Work required ::
Which lines of the entries contain the string "öffentlichen"? Please find them and copy them.

(Stored items)
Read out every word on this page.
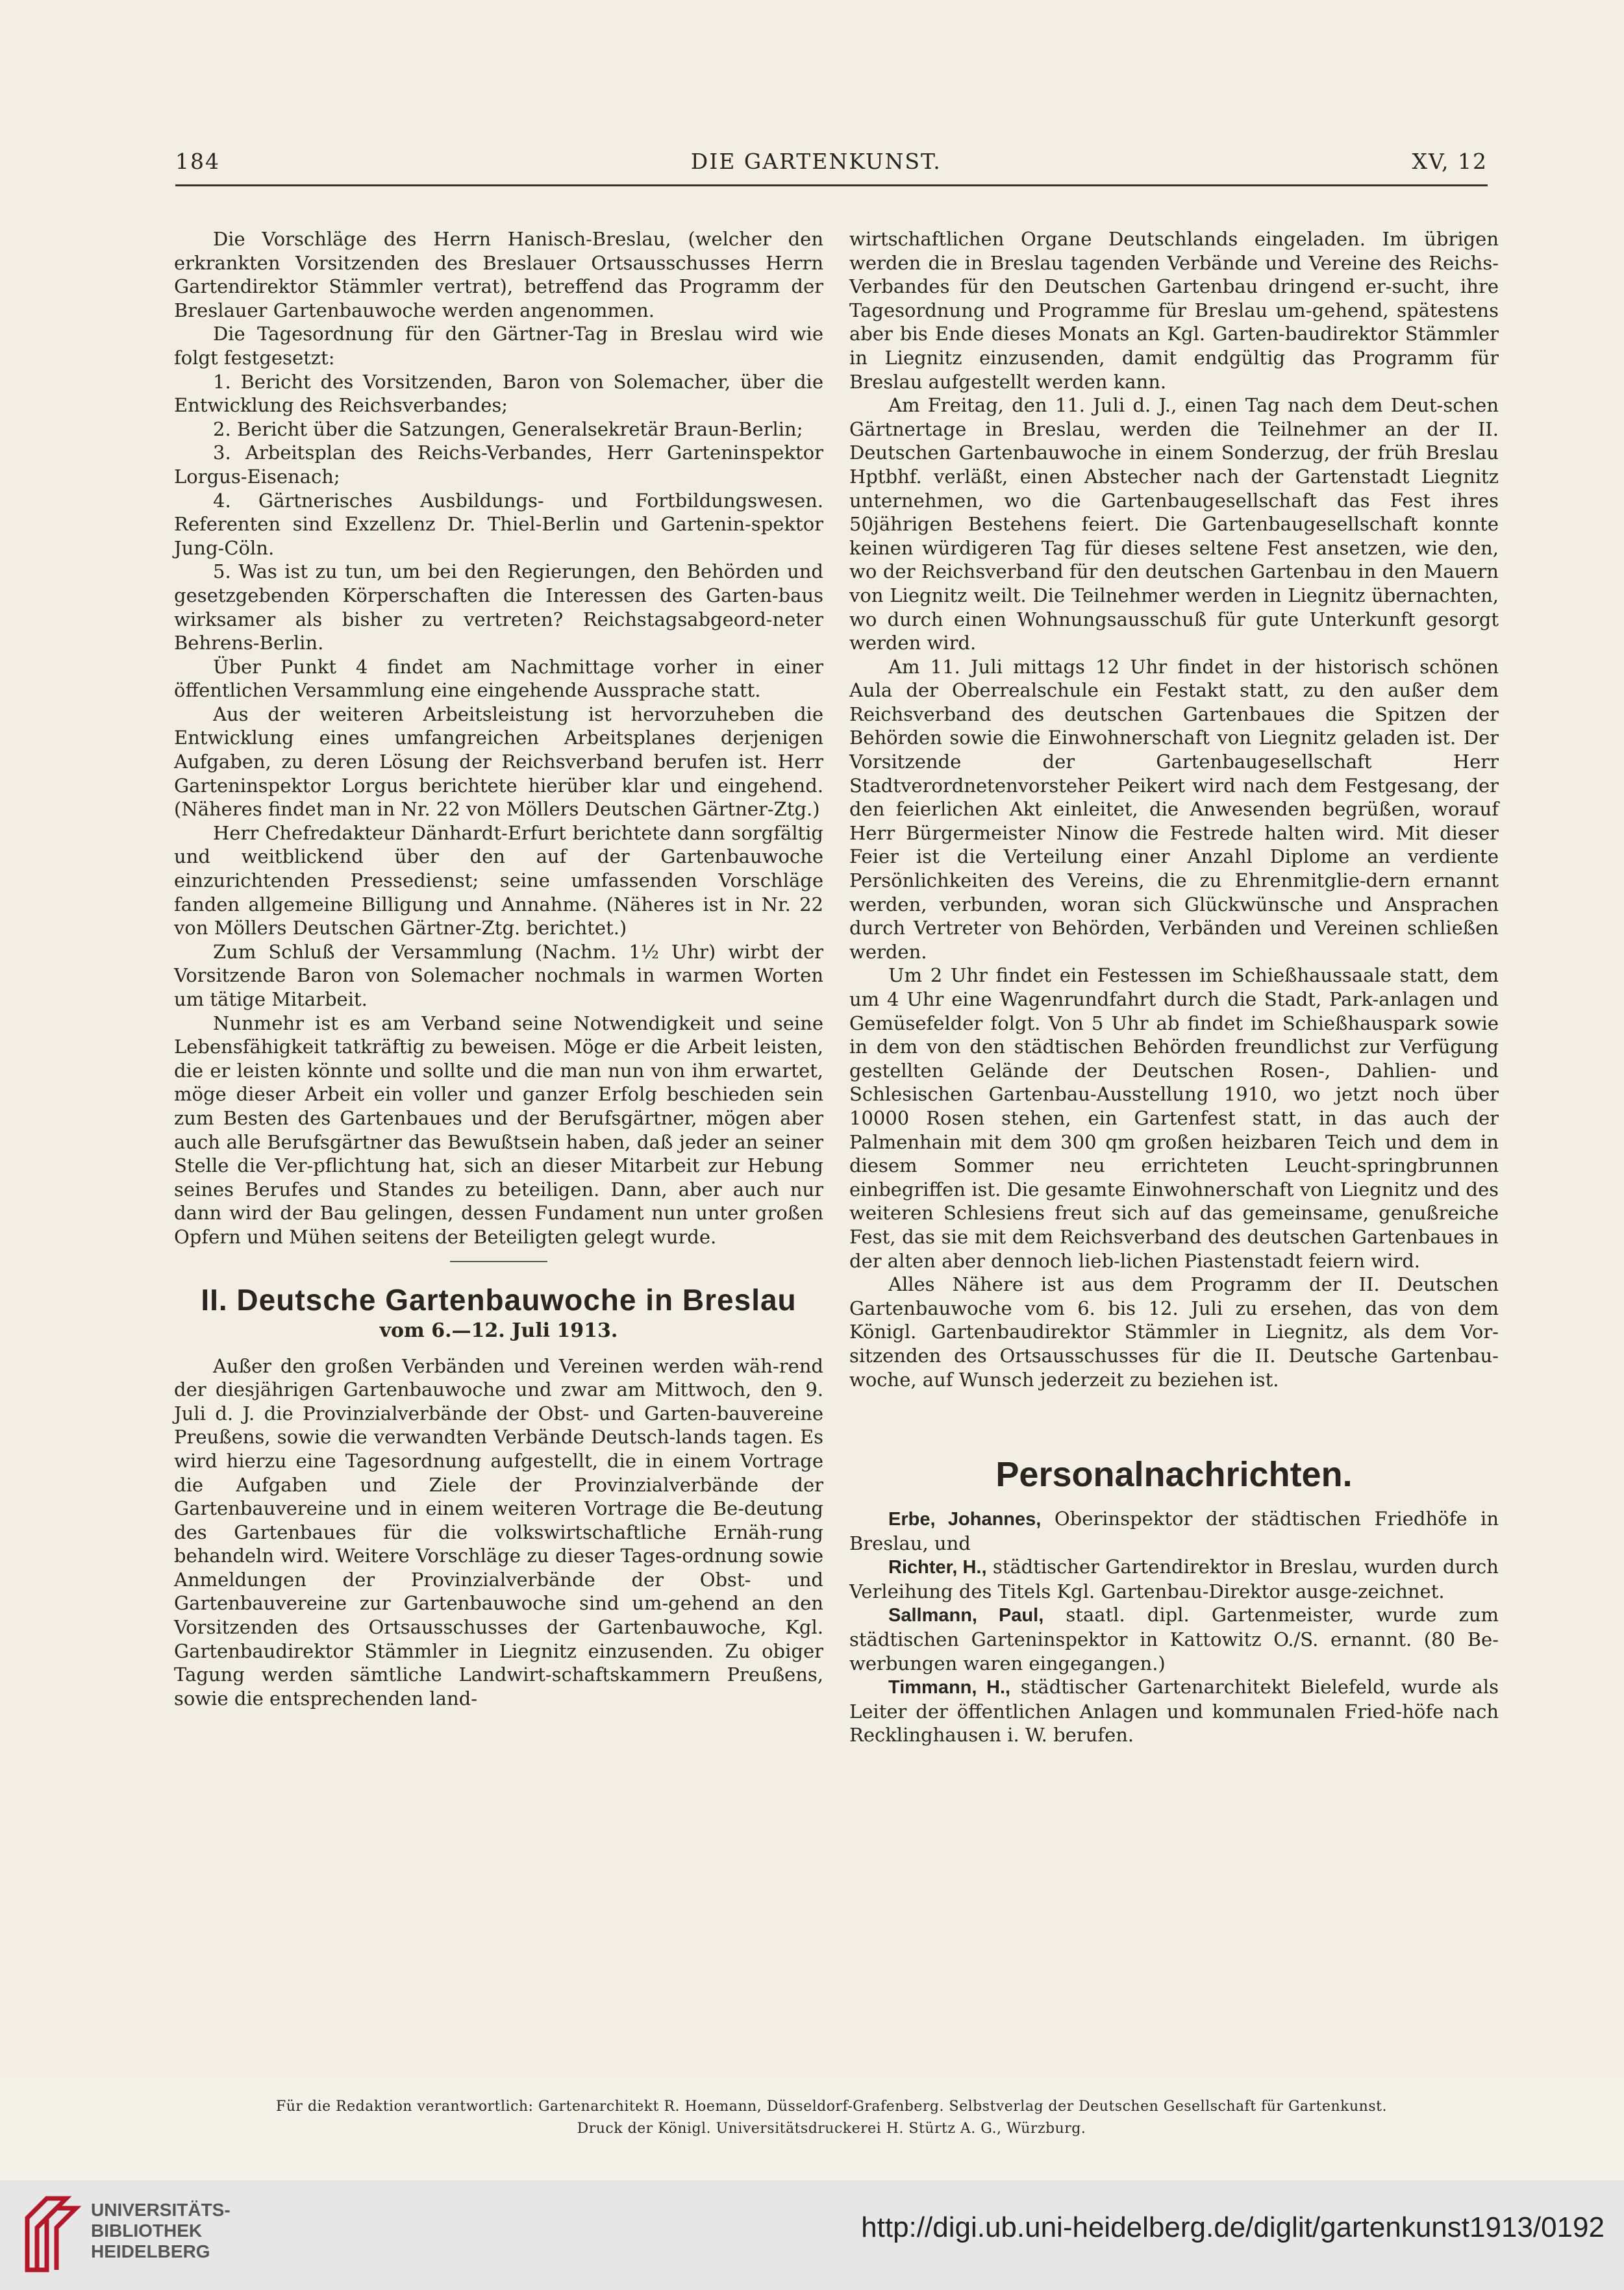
184	DIE GARTENKUNST.	XV, 12

Die Vorschläge des Herrn Hanisch-Breslau, (welcher den erkrankten Vorsitzenden des Breslauer Ortsausschusses Herrn Gartendirektor Stämmler vertrat), betreffend das Programm der Breslauer Gartenbauwoche werden angenommen.

Die Tagesordnung für den Gärtner-Tag in Breslau wird wie folgt festgesetzt:

1. Bericht des Vorsitzenden, Baron von Solemacher, über die Entwicklung des Reichsverbandes;

2. Bericht über die Satzungen, Generalsekretär Braun-Berlin;

3. Arbeitsplan des Reichs-Verbandes, Herr Garteninspektor Lorgus-Eisenach;

4. Gärtnerisches Ausbildungs- und Fortbildungswesen. Referenten sind Exzellenz Dr. Thiel-Berlin und Gartenin-spektor Jung-Cöln.

5. Was ist zu tun, um bei den Regierungen, den Behörden und gesetzgebenden Körperschaften die Interessen des Garten-baus wirksamer als bisher zu vertreten? Reichstagsabgeord-neter Behrens-Berlin.

Über Punkt 4 findet am Nachmittage vorher in einer öffentlichen Versammlung eine eingehende Aussprache statt.

Aus der weiteren Arbeitsleistung ist hervorzuheben die Entwicklung eines umfangreichen Arbeitsplanes derjenigen Aufgaben, zu deren Lösung der Reichsverband berufen ist. Herr Garteninspektor Lorgus berichtete hierüber klar und eingehend. (Näheres findet man in Nr. 22 von Möllers Deutschen Gärtner-Ztg.)

Herr Chefredakteur Dänhardt-Erfurt berichtete dann sorgfältig und weitblickend über den auf der Gartenbauwoche einzurichtenden Pressedienst; seine umfassenden Vorschläge fanden allgemeine Billigung und Annahme. (Näheres ist in Nr. 22 von Möllers Deutschen Gärtner-Ztg. berichtet.)

Zum Schluß der Versammlung (Nachm. 1½ Uhr) wirbt der Vorsitzende Baron von Solemacher nochmals in warmen Worten um tätige Mitarbeit.

Nunmehr ist es am Verband seine Notwendigkeit und seine Lebensfähigkeit tatkräftig zu beweisen. Möge er die Arbeit leisten, die er leisten könnte und sollte und die man nun von ihm erwartet, möge dieser Arbeit ein voller und ganzer Erfolg beschieden sein zum Besten des Gartenbaues und der Berufsgärtner, mögen aber auch alle Berufsgärtner das Bewußtsein haben, daß jeder an seiner Stelle die Ver-pflichtung hat, sich an dieser Mitarbeit zur Hebung seines Berufes und Standes zu beteiligen. Dann, aber auch nur dann wird der Bau gelingen, dessen Fundament nun unter großen Opfern und Mühen seitens der Beteiligten gelegt wurde.

II. Deutsche Gartenbauwoche in Breslau
vom 6.—12. Juli 1913.

Außer den großen Verbänden und Vereinen werden wäh-rend der diesjährigen Gartenbauwoche und zwar am Mittwoch, den 9. Juli d. J. die Provinzialverbände der Obst- und Garten-bauvereine Preußens, sowie die verwandten Verbände Deutsch-lands tagen. Es wird hierzu eine Tagesordnung aufgestellt, die in einem Vortrage die Aufgaben und Ziele der Provinzialverbände der Gartenbauvereine und in einem weiteren Vortrage die Be-deutung des Gartenbaues für die volkswirtschaftliche Ernäh-rung behandeln wird. Weitere Vorschläge zu dieser Tages-ordnung sowie Anmeldungen der Provinzialverbände der Obst- und Gartenbauvereine zur Gartenbauwoche sind um-gehend an den Vorsitzenden des Ortsausschusses der Gartenbauwoche, Kgl. Gartenbaudirektor Stämmler in Liegnitz einzusenden. Zu obiger Tagung werden sämtliche Landwirt-schaftskammern Preußens, sowie die entsprechenden land-

wirtschaftlichen Organe Deutschlands eingeladen. Im übrigen werden die in Breslau tagenden Verbände und Vereine des Reichs-Verbandes für den Deutschen Gartenbau dringend er-sucht, ihre Tagesordnung und Programme für Breslau um-gehend, spätestens aber bis Ende dieses Monats an Kgl. Garten-baudirektor Stämmler in Liegnitz einzusenden, damit endgültig das Programm für Breslau aufgestellt werden kann.

Am Freitag, den 11. Juli d. J., einen Tag nach dem Deut-schen Gärtnertage in Breslau, werden die Teilnehmer an der II. Deutschen Gartenbauwoche in einem Sonderzug, der früh Breslau Hptbhf. verläßt, einen Abstecher nach der Gartenstadt Liegnitz unternehmen, wo die Gartenbaugesellschaft das Fest ihres 50jährigen Bestehens feiert. Die Gartenbaugesellschaft konnte keinen würdigeren Tag für dieses seltene Fest ansetzen, wie den, wo der Reichsverband für den deutschen Gartenbau in den Mauern von Liegnitz weilt. Die Teilnehmer werden in Liegnitz übernachten, wo durch einen Wohnungsausschuß für gute Unterkunft gesorgt werden wird.

Am 11. Juli mittags 12 Uhr findet in der historisch schönen Aula der Oberrealschule ein Festakt statt, zu den außer dem Reichsverband des deutschen Gartenbaues die Spitzen der Behörden sowie die Einwohnerschaft von Liegnitz geladen ist. Der Vorsitzende der Gartenbaugesellschaft Herr Stadtverordnetenvorsteher Peikert wird nach dem Festgesang, der den feierlichen Akt einleitet, die Anwesenden begrüßen, worauf Herr Bürgermeister Ninow die Festrede halten wird. Mit dieser Feier ist die Verteilung einer Anzahl Diplome an verdiente Persönlichkeiten des Vereins, die zu Ehrenmitglie-dern ernannt werden, verbunden, woran sich Glückwünsche und Ansprachen durch Vertreter von Behörden, Verbänden und Vereinen schließen werden.

Um 2 Uhr findet ein Festessen im Schießhaussaale statt, dem um 4 Uhr eine Wagenrundfahrt durch die Stadt, Park-anlagen und Gemüsefelder folgt. Von 5 Uhr ab findet im Schießhauspark sowie in dem von den städtischen Behörden freundlichst zur Verfügung gestellten Gelände der Deutschen Rosen-, Dahlien- und Schlesischen Gartenbau-Ausstellung 1910, wo jetzt noch über 10000 Rosen stehen, ein Gartenfest statt, in das auch der Palmenhain mit dem 300 qm großen heizbaren Teich und dem in diesem Sommer neu errichteten Leucht-springbrunnen einbegriffen ist. Die gesamte Einwohnerschaft von Liegnitz und des weiteren Schlesiens freut sich auf das gemeinsame, genußreiche Fest, das sie mit dem Reichsverband des deutschen Gartenbaues in der alten aber dennoch lieb-lichen Piastenstadt feiern wird.

Alles Nähere ist aus dem Programm der II. Deutschen Gartenbauwoche vom 6. bis 12. Juli zu ersehen, das von dem Königl. Gartenbaudirektor Stämmler in Liegnitz, als dem Vor-sitzenden des Ortsausschusses für die II. Deutsche Gartenbau-woche, auf Wunsch jederzeit zu beziehen ist.

Personalnachrichten.

Erbe, Johannes, Oberinspektor der städtischen Friedhöfe in Breslau, und

Richter, H., städtischer Gartendirektor in Breslau, wurden durch Verleihung des Titels Kgl. Gartenbau-Direktor ausge-zeichnet.

Sallmann, Paul, staatl. dipl. Gartenmeister, wurde zum städtischen Garteninspektor in Kattowitz O./S. ernannt. (80 Be-werbungen waren eingegangen.)

Timmann, H., städtischer Gartenarchitekt Bielefeld, wurde als Leiter der öffentlichen Anlagen und kommunalen Fried-höfe nach Recklinghausen i. W. berufen.

Für die Redaktion verantwortlich: Gartenarchitekt R. Hoemann, Düsseldorf-Grafenberg. Selbstverlag der Deutschen Gesellschaft für Gartenkunst.
Druck der Königl. Universitätsdruckerei H. Stürtz A. G., Würzburg.
UNIVERSITÄTS-
BIBLIOTHEK
HEIDELBERG
http://digi.ub.uni-heidelberg.de/diglit/gartenkunst1913/0192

Response below ::
Über Punkt 4 findet am Nachmittage vorher in einer öffentlichen Versammlung eine eingehende Aussprache statt.
Timmann, H., städtischer Gartenarchitekt Bielefeld, wurde als Leiter der öffentlichen Anlagen und kommunalen Fried-höfe nach Recklinghausen i. W. berufen.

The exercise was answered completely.